| REQUIRED WORK |
Your task is to copy each line that has the word "External".

[Items from a data source]
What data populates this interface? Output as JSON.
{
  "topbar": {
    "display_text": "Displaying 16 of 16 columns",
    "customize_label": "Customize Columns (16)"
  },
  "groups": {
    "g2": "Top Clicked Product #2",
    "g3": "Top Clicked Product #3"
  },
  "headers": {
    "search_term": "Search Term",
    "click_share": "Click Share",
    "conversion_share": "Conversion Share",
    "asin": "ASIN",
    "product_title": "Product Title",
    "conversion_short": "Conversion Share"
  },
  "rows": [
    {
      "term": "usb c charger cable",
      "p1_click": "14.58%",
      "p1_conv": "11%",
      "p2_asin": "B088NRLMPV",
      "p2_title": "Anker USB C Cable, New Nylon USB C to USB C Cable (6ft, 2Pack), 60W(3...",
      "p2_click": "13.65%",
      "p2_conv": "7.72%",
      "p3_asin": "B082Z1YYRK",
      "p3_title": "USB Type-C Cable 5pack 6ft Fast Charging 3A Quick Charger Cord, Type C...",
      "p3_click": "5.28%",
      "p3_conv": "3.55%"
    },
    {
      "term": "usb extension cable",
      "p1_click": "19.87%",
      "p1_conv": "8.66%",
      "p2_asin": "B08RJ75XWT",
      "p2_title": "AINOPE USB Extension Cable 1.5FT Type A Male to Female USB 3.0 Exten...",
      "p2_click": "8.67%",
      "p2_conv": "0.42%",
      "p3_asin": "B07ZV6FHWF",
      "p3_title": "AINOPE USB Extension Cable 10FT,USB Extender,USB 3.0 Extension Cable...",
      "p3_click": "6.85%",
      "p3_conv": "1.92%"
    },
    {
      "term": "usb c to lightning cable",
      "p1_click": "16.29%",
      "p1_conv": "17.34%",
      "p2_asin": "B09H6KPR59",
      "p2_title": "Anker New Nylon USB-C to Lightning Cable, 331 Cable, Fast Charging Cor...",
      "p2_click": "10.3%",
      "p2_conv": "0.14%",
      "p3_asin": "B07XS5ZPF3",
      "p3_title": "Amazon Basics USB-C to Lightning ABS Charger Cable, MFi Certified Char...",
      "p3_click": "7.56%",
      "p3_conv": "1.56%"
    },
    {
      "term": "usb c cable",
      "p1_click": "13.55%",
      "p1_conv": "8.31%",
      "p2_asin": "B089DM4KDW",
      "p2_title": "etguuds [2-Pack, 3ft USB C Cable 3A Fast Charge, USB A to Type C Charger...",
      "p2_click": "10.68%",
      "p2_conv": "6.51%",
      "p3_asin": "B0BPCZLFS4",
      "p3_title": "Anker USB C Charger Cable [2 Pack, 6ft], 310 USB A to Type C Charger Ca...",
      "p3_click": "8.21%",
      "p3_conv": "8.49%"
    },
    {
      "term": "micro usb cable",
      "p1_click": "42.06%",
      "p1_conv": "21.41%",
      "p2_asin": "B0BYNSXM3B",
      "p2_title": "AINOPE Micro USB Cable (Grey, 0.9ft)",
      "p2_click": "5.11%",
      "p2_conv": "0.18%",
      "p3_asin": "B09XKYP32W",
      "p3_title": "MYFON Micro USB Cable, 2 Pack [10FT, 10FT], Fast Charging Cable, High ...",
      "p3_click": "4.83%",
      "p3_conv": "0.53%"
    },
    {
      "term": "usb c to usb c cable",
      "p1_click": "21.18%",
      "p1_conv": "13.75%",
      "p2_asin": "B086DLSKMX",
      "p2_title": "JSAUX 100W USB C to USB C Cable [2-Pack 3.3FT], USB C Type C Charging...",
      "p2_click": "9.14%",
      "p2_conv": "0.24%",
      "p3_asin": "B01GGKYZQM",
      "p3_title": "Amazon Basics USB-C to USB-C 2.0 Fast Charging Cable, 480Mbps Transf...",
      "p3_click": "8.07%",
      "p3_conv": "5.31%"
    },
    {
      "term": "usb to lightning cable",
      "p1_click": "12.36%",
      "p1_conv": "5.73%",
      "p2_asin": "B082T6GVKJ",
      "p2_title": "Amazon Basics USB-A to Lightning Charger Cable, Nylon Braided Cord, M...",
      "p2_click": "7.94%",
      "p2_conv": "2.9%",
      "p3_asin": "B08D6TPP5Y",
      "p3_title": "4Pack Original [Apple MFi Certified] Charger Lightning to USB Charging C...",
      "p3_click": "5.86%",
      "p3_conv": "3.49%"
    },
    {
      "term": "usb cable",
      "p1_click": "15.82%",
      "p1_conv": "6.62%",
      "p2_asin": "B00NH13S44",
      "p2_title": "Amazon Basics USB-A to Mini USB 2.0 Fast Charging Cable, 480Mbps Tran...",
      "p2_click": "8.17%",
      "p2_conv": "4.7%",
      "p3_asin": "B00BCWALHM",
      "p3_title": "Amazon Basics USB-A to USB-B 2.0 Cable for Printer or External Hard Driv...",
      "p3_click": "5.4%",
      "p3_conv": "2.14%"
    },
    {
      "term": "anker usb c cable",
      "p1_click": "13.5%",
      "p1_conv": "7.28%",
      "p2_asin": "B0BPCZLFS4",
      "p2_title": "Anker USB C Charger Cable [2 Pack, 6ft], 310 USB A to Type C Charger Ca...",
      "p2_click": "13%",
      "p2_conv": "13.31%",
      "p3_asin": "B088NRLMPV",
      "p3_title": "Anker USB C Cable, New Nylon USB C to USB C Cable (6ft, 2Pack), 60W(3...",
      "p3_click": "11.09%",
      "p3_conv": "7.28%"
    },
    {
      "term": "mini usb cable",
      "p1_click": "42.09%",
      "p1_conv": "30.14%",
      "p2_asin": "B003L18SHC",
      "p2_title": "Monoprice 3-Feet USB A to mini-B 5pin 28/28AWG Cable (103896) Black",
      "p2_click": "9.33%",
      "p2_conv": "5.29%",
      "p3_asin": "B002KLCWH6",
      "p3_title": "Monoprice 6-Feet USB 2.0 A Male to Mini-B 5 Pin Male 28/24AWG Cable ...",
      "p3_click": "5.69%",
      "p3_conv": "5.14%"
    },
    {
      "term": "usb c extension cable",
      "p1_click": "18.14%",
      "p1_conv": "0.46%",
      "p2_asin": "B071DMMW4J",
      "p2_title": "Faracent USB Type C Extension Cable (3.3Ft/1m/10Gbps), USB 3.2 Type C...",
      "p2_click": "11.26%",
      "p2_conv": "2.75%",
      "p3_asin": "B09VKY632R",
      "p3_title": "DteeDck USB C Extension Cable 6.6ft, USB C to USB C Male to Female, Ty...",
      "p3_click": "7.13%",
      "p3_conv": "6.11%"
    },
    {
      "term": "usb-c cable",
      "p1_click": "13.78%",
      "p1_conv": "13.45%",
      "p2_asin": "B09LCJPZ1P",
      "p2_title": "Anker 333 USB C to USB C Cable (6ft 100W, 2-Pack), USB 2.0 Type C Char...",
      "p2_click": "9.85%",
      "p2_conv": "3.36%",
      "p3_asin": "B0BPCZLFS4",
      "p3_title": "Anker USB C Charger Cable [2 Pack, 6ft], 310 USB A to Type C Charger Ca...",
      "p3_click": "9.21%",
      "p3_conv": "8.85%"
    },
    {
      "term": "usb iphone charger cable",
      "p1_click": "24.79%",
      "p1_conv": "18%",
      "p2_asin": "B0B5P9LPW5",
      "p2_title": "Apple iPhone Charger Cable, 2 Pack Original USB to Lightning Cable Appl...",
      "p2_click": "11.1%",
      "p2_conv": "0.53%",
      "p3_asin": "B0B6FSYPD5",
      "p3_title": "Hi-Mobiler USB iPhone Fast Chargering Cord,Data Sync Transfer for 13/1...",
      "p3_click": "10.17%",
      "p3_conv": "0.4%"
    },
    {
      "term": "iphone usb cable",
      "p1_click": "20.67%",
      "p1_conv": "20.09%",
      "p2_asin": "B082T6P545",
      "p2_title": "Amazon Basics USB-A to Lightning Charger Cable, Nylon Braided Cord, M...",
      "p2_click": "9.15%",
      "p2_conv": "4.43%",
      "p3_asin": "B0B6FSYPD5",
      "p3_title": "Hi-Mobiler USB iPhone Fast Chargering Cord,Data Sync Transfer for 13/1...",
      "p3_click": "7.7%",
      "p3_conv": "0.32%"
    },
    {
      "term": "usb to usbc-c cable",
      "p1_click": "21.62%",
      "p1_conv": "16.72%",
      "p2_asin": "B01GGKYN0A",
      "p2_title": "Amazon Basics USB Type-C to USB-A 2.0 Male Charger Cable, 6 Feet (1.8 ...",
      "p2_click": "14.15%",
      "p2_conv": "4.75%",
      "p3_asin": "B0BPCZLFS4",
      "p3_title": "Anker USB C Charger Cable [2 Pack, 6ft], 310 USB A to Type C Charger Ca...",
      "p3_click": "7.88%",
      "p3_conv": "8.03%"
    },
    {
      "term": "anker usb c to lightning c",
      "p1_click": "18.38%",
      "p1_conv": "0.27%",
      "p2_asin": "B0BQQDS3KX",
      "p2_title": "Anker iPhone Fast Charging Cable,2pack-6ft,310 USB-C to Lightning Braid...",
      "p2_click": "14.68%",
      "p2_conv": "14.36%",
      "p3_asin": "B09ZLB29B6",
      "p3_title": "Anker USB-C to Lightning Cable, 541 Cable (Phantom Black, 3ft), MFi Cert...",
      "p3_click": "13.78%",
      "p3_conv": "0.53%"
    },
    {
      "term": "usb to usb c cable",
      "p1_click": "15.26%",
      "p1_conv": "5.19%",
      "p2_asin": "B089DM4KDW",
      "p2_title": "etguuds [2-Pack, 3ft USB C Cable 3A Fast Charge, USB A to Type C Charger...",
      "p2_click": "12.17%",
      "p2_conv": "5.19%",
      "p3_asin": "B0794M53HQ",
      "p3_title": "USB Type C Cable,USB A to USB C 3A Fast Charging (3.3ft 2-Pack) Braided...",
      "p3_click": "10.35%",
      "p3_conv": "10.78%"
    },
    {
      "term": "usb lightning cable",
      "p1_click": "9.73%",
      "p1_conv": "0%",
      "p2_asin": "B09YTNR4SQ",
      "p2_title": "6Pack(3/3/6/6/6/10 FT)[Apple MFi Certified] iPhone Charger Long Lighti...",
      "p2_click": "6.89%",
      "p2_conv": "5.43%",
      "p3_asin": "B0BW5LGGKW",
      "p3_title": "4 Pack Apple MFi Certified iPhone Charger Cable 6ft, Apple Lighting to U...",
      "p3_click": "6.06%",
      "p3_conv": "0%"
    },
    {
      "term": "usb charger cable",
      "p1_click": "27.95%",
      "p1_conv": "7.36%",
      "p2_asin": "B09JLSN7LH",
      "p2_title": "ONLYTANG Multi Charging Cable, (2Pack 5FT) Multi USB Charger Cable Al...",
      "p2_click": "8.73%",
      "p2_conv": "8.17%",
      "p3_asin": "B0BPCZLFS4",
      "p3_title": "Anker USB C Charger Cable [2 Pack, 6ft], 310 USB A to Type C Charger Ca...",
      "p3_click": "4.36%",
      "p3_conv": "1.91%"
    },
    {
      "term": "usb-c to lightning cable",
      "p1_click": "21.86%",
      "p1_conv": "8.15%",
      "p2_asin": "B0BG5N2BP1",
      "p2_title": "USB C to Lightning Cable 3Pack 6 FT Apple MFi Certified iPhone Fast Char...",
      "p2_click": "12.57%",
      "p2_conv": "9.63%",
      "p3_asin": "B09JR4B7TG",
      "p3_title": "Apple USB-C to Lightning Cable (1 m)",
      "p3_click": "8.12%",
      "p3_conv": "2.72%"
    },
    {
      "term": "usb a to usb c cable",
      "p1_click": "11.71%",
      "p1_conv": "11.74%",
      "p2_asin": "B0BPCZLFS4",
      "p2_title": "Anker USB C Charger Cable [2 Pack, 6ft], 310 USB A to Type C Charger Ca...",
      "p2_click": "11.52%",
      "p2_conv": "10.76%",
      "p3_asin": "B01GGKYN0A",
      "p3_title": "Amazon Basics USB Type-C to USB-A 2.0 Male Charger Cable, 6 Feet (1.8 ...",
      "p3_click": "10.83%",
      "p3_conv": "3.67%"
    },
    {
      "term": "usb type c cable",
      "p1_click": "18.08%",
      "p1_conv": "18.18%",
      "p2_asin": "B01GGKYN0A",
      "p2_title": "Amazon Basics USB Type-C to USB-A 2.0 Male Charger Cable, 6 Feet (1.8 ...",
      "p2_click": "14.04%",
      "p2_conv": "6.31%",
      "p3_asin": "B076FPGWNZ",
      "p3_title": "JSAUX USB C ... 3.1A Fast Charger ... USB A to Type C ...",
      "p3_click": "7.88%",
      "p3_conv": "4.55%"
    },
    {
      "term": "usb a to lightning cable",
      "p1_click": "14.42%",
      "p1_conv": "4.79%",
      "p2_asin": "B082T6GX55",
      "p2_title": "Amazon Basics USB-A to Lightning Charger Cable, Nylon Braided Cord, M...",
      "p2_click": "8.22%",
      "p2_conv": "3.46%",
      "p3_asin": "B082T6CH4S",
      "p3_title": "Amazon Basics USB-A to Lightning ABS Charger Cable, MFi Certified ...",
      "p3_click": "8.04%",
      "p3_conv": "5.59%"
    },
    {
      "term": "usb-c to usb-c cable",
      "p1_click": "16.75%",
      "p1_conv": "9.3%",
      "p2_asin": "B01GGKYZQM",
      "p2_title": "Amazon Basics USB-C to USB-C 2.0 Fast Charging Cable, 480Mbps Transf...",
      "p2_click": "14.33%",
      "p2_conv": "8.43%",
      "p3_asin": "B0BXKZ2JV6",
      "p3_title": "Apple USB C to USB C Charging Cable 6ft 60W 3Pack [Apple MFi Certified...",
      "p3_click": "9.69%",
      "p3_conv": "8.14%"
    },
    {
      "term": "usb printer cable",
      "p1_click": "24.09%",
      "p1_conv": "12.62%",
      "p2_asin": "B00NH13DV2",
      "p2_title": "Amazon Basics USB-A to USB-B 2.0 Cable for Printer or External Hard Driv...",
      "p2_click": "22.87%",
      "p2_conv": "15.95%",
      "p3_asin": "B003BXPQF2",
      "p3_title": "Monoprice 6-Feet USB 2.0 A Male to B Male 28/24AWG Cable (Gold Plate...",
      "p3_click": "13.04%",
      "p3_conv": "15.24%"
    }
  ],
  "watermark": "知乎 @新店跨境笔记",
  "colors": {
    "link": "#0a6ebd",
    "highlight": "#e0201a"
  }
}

| EXERCISE OUTPUT |
      "p3_title": "Amazon Basics USB-A to USB-B 2.0 Cable for Printer or External Hard Driv...",
      "p2_title": "Amazon Basics USB-A to USB-B 2.0 Cable for Printer or External Hard Driv...",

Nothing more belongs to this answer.